Exercise prompt> Copy all of the material word for word, except for the pictures.

The input>
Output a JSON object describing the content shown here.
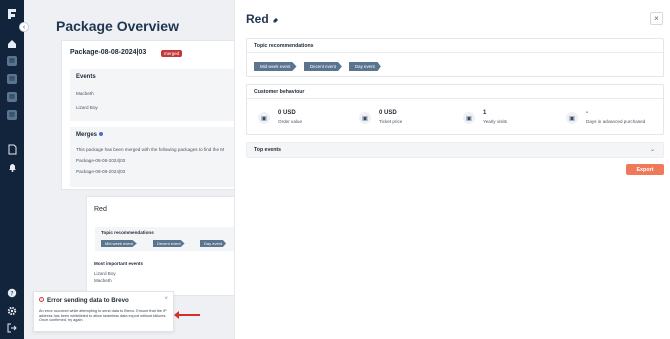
{
  "sidebar": {
    "icons": [
      "logo-icon",
      "home-icon",
      "grid-icon-1",
      "grid-icon-2",
      "grid-icon-3",
      "grid-icon-4",
      "document-icon",
      "bell-icon",
      "help-icon",
      "gear-icon",
      "logout-icon"
    ]
  },
  "overview": {
    "title": "Package Overview",
    "package_name": "Package-08-08-2024|03",
    "badge": "merged",
    "events_heading": "Events",
    "events": [
      "Macbeth",
      "Lizard Boy"
    ],
    "merges_heading": "Merges",
    "merges_text": "This package has been merged with the following packages to find the M",
    "merged_packages": [
      "Package-08-08-2024|03",
      "Package-08-08-2024|03"
    ],
    "red_title": "Red",
    "topic_heading": "Topic recommendations",
    "topics": [
      "Mid week event",
      "Decent event",
      "Day event"
    ],
    "important_heading": "Most important events",
    "important_events": [
      "Lizard Boy",
      "Macbeth"
    ]
  },
  "toast": {
    "title": "Error sending data to Brevo",
    "message": "An error occurred while attempting to send data to Brevo. Ensure that the IP address has been whitelisted to allow seamless data export without failures. Once confirmed, try again.",
    "close": "×"
  },
  "panel": {
    "title": "Red",
    "close": "×",
    "topics_heading": "Topic recommendations",
    "topics": [
      "Mid week event",
      "Decent event",
      "Day event"
    ],
    "behaviour_heading": "Customer behaviour",
    "metrics": [
      {
        "value": "0 USD",
        "label": "Order value"
      },
      {
        "value": "0 USD",
        "label": "Ticket price"
      },
      {
        "value": "1",
        "label": "Yearly visits"
      },
      {
        "value": "-",
        "label": "Days in advanced purchased"
      }
    ],
    "events_heading": "Top events",
    "export_label": "Export"
  },
  "colors": {
    "sidebar": "#12243b",
    "tag": "#5a7590",
    "export": "#ef7a5a",
    "error": "#d63a3a",
    "badge": "#c43a3a"
  }
}
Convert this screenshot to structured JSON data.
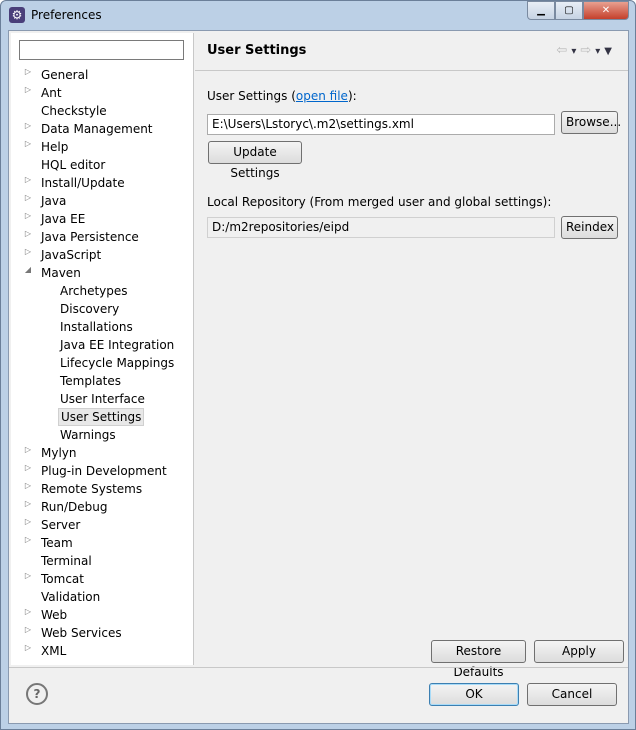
{
  "window": {
    "title": "Preferences",
    "icon": "eclipse-gear-icon"
  },
  "filter": {
    "value": ""
  },
  "tree": [
    {
      "label": "General",
      "arrow": true,
      "level": 0
    },
    {
      "label": "Ant",
      "arrow": true,
      "level": 0
    },
    {
      "label": "Checkstyle",
      "arrow": false,
      "level": 0
    },
    {
      "label": "Data Management",
      "arrow": true,
      "level": 0
    },
    {
      "label": "Help",
      "arrow": true,
      "level": 0
    },
    {
      "label": "HQL editor",
      "arrow": false,
      "level": 0
    },
    {
      "label": "Install/Update",
      "arrow": true,
      "level": 0
    },
    {
      "label": "Java",
      "arrow": true,
      "level": 0
    },
    {
      "label": "Java EE",
      "arrow": true,
      "level": 0
    },
    {
      "label": "Java Persistence",
      "arrow": true,
      "level": 0
    },
    {
      "label": "JavaScript",
      "arrow": true,
      "level": 0
    },
    {
      "label": "Maven",
      "arrow": true,
      "expanded": true,
      "level": 0
    },
    {
      "label": "Archetypes",
      "level": 1
    },
    {
      "label": "Discovery",
      "level": 1
    },
    {
      "label": "Installations",
      "level": 1
    },
    {
      "label": "Java EE Integration",
      "level": 1
    },
    {
      "label": "Lifecycle Mappings",
      "level": 1
    },
    {
      "label": "Templates",
      "level": 1
    },
    {
      "label": "User Interface",
      "level": 1
    },
    {
      "label": "User Settings",
      "level": 1,
      "selected": true
    },
    {
      "label": "Warnings",
      "level": 1
    },
    {
      "label": "Mylyn",
      "arrow": true,
      "level": 0
    },
    {
      "label": "Plug-in Development",
      "arrow": true,
      "level": 0
    },
    {
      "label": "Remote Systems",
      "arrow": true,
      "level": 0
    },
    {
      "label": "Run/Debug",
      "arrow": true,
      "level": 0
    },
    {
      "label": "Server",
      "arrow": true,
      "level": 0
    },
    {
      "label": "Team",
      "arrow": true,
      "level": 0
    },
    {
      "label": "Terminal",
      "arrow": false,
      "level": 0
    },
    {
      "label": "Tomcat",
      "arrow": true,
      "level": 0
    },
    {
      "label": "Validation",
      "arrow": false,
      "level": 0
    },
    {
      "label": "Web",
      "arrow": true,
      "level": 0
    },
    {
      "label": "Web Services",
      "arrow": true,
      "level": 0
    },
    {
      "label": "XML",
      "arrow": true,
      "level": 0
    }
  ],
  "page": {
    "title": "User Settings",
    "user_settings_label_pre": "User Settings (",
    "open_file_link": "open file",
    "user_settings_label_post": "):",
    "user_settings_value": "E:\\Users\\Lstoryc\\.m2\\settings.xml",
    "browse": "Browse...",
    "update": "Update Settings",
    "local_repo_label": "Local Repository (From merged user and global settings):",
    "local_repo_value": "D:/m2repositories/eipd",
    "reindex": "Reindex",
    "restore": "Restore Defaults",
    "apply": "Apply"
  },
  "footer": {
    "ok": "OK",
    "cancel": "Cancel"
  }
}
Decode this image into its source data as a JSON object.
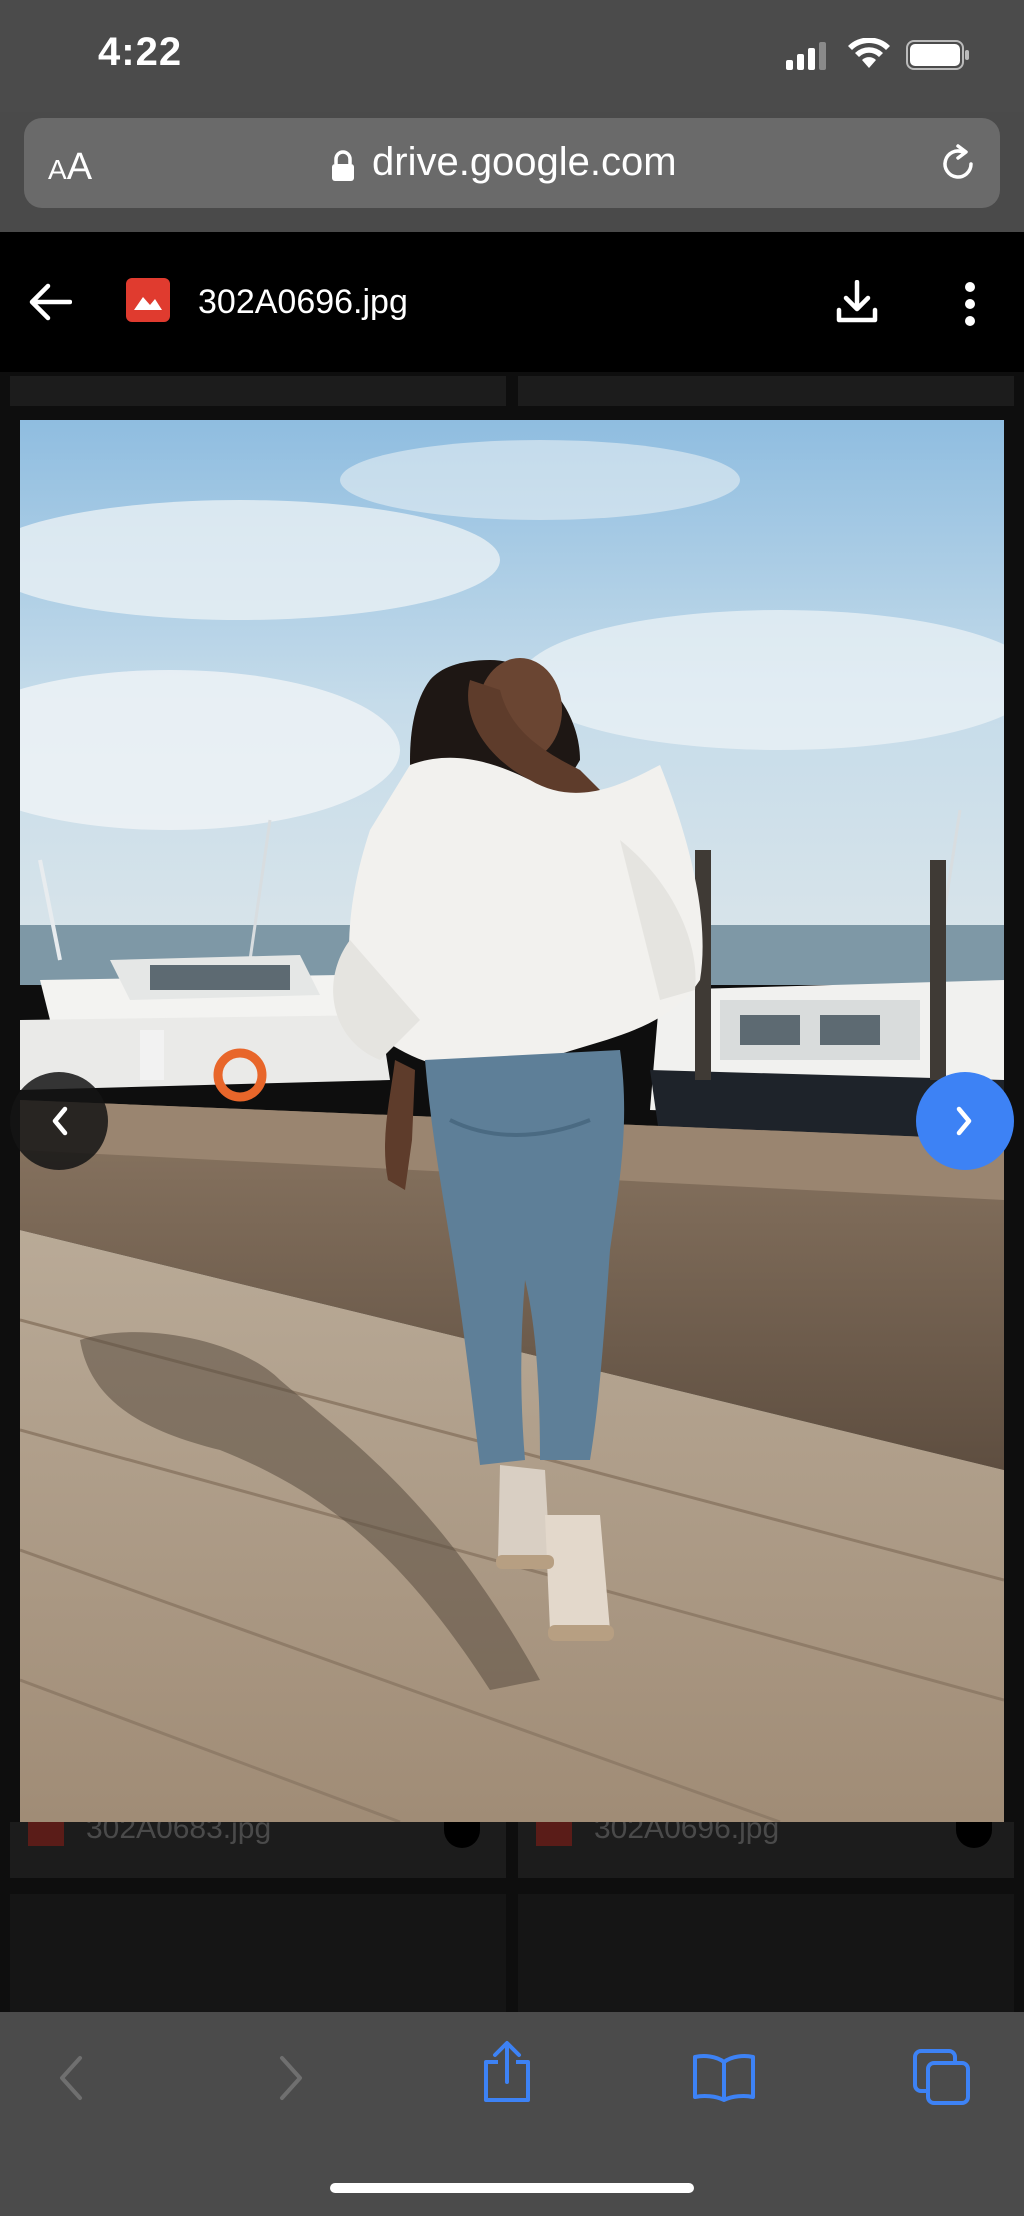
{
  "status_bar": {
    "time": "4:22"
  },
  "browser": {
    "text_size_small": "A",
    "text_size_large": "A",
    "url": "drive.google.com"
  },
  "viewer": {
    "file_name": "302A0696.jpg"
  },
  "gallery": {
    "items": [
      {
        "name": "302A0683.jpg"
      },
      {
        "name": "302A0696.jpg"
      }
    ]
  },
  "colors": {
    "accent_blue": "#3d82f5",
    "file_icon_red": "#e03b2f",
    "toolbar_gray": "#4b4b4b"
  },
  "icons": [
    "back-arrow-icon",
    "image-file-icon",
    "download-icon",
    "more-vert-icon",
    "lock-icon",
    "reload-icon",
    "chevron-left-icon",
    "chevron-right-icon",
    "safari-back-icon",
    "safari-forward-icon",
    "share-icon",
    "bookmarks-icon",
    "tabs-icon"
  ]
}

Completed task>
Output a JSON object describing the content shown here.
{
  "sidebar": {
    "icons": [
      "logo-icon",
      "home-icon",
      "grid-icon-1",
      "grid-icon-2",
      "grid-icon-3",
      "grid-icon-4",
      "document-icon",
      "bell-icon",
      "help-icon",
      "gear-icon",
      "logout-icon"
    ]
  },
  "overview": {
    "title": "Package Overview",
    "package_name": "Package-08-08-2024|03",
    "badge": "merged",
    "events_heading": "Events",
    "events": [
      "Macbeth",
      "Lizard Boy"
    ],
    "merges_heading": "Merges",
    "merges_text": "This package has been merged with the following packages to find the M",
    "merged_packages": [
      "Package-08-08-2024|03",
      "Package-08-08-2024|03"
    ],
    "red_title": "Red",
    "topic_heading": "Topic recommendations",
    "topics": [
      "Mid week event",
      "Decent event",
      "Day event"
    ],
    "important_heading": "Most important events",
    "important_events": [
      "Lizard Boy",
      "Macbeth"
    ]
  },
  "toast": {
    "title": "Error sending data to Brevo",
    "message": "An error occurred while attempting to send data to Brevo. Ensure that the IP address has been whitelisted to allow seamless data export without failures. Once confirmed, try again.",
    "close": "×"
  },
  "panel": {
    "title": "Red",
    "close": "×",
    "topics_heading": "Topic recommendations",
    "topics": [
      "Mid week event",
      "Decent event",
      "Day event"
    ],
    "behaviour_heading": "Customer behaviour",
    "metrics": [
      {
        "value": "0 USD",
        "label": "Order value"
      },
      {
        "value": "0 USD",
        "label": "Ticket price"
      },
      {
        "value": "1",
        "label": "Yearly visits"
      },
      {
        "value": "-",
        "label": "Days in advanced purchased"
      }
    ],
    "events_heading": "Top events",
    "export_label": "Export"
  },
  "colors": {
    "sidebar": "#12243b",
    "tag": "#5a7590",
    "export": "#ef7a5a",
    "error": "#d63a3a",
    "badge": "#c43a3a"
  }
}
Convert this screenshot to structured JSON data.
{
  "window": {
    "title": "Preferences",
    "icon": "eclipse-gear-icon"
  },
  "filter": {
    "value": ""
  },
  "tree": [
    {
      "label": "General",
      "arrow": true,
      "level": 0
    },
    {
      "label": "Ant",
      "arrow": true,
      "level": 0
    },
    {
      "label": "Checkstyle",
      "arrow": false,
      "level": 0
    },
    {
      "label": "Data Management",
      "arrow": true,
      "level": 0
    },
    {
      "label": "Help",
      "arrow": true,
      "level": 0
    },
    {
      "label": "HQL editor",
      "arrow": false,
      "level": 0
    },
    {
      "label": "Install/Update",
      "arrow": true,
      "level": 0
    },
    {
      "label": "Java",
      "arrow": true,
      "level": 0
    },
    {
      "label": "Java EE",
      "arrow": true,
      "level": 0
    },
    {
      "label": "Java Persistence",
      "arrow": true,
      "level": 0
    },
    {
      "label": "JavaScript",
      "arrow": true,
      "level": 0
    },
    {
      "label": "Maven",
      "arrow": true,
      "expanded": true,
      "level": 0
    },
    {
      "label": "Archetypes",
      "level": 1
    },
    {
      "label": "Discovery",
      "level": 1
    },
    {
      "label": "Installations",
      "level": 1
    },
    {
      "label": "Java EE Integration",
      "level": 1
    },
    {
      "label": "Lifecycle Mappings",
      "level": 1
    },
    {
      "label": "Templates",
      "level": 1
    },
    {
      "label": "User Interface",
      "level": 1
    },
    {
      "label": "User Settings",
      "level": 1,
      "selected": true
    },
    {
      "label": "Warnings",
      "level": 1
    },
    {
      "label": "Mylyn",
      "arrow": true,
      "level": 0
    },
    {
      "label": "Plug-in Development",
      "arrow": true,
      "level": 0
    },
    {
      "label": "Remote Systems",
      "arrow": true,
      "level": 0
    },
    {
      "label": "Run/Debug",
      "arrow": true,
      "level": 0
    },
    {
      "label": "Server",
      "arrow": true,
      "level": 0
    },
    {
      "label": "Team",
      "arrow": true,
      "level": 0
    },
    {
      "label": "Terminal",
      "arrow": false,
      "level": 0
    },
    {
      "label": "Tomcat",
      "arrow": true,
      "level": 0
    },
    {
      "label": "Validation",
      "arrow": false,
      "level": 0
    },
    {
      "label": "Web",
      "arrow": true,
      "level": 0
    },
    {
      "label": "Web Services",
      "arrow": true,
      "level": 0
    },
    {
      "label": "XML",
      "arrow": true,
      "level": 0
    }
  ],
  "page": {
    "title": "User Settings",
    "user_settings_label_pre": "User Settings (",
    "open_file_link": "open file",
    "user_settings_label_post": "):",
    "user_settings_value": "E:\\Users\\Lstoryc\\.m2\\settings.xml",
    "browse": "Browse...",
    "update": "Update Settings",
    "local_repo_label": "Local Repository (From merged user and global settings):",
    "local_repo_value": "D:/m2repositories/eipd",
    "reindex": "Reindex",
    "restore": "Restore Defaults",
    "apply": "Apply"
  },
  "footer": {
    "ok": "OK",
    "cancel": "Cancel"
  }
}
Decode this image into its source data as a JSON object.
{
  "status_bar": {
    "time": "4:22"
  },
  "browser": {
    "text_size_small": "A",
    "text_size_large": "A",
    "url": "drive.google.com"
  },
  "viewer": {
    "file_name": "302A0696.jpg"
  },
  "gallery": {
    "items": [
      {
        "name": "302A0683.jpg"
      },
      {
        "name": "302A0696.jpg"
      }
    ]
  },
  "colors": {
    "accent_blue": "#3d82f5",
    "file_icon_red": "#e03b2f",
    "toolbar_gray": "#4b4b4b"
  },
  "icons": [
    "back-arrow-icon",
    "image-file-icon",
    "download-icon",
    "more-vert-icon",
    "lock-icon",
    "reload-icon",
    "chevron-left-icon",
    "chevron-right-icon",
    "safari-back-icon",
    "safari-forward-icon",
    "share-icon",
    "bookmarks-icon",
    "tabs-icon"
  ]
}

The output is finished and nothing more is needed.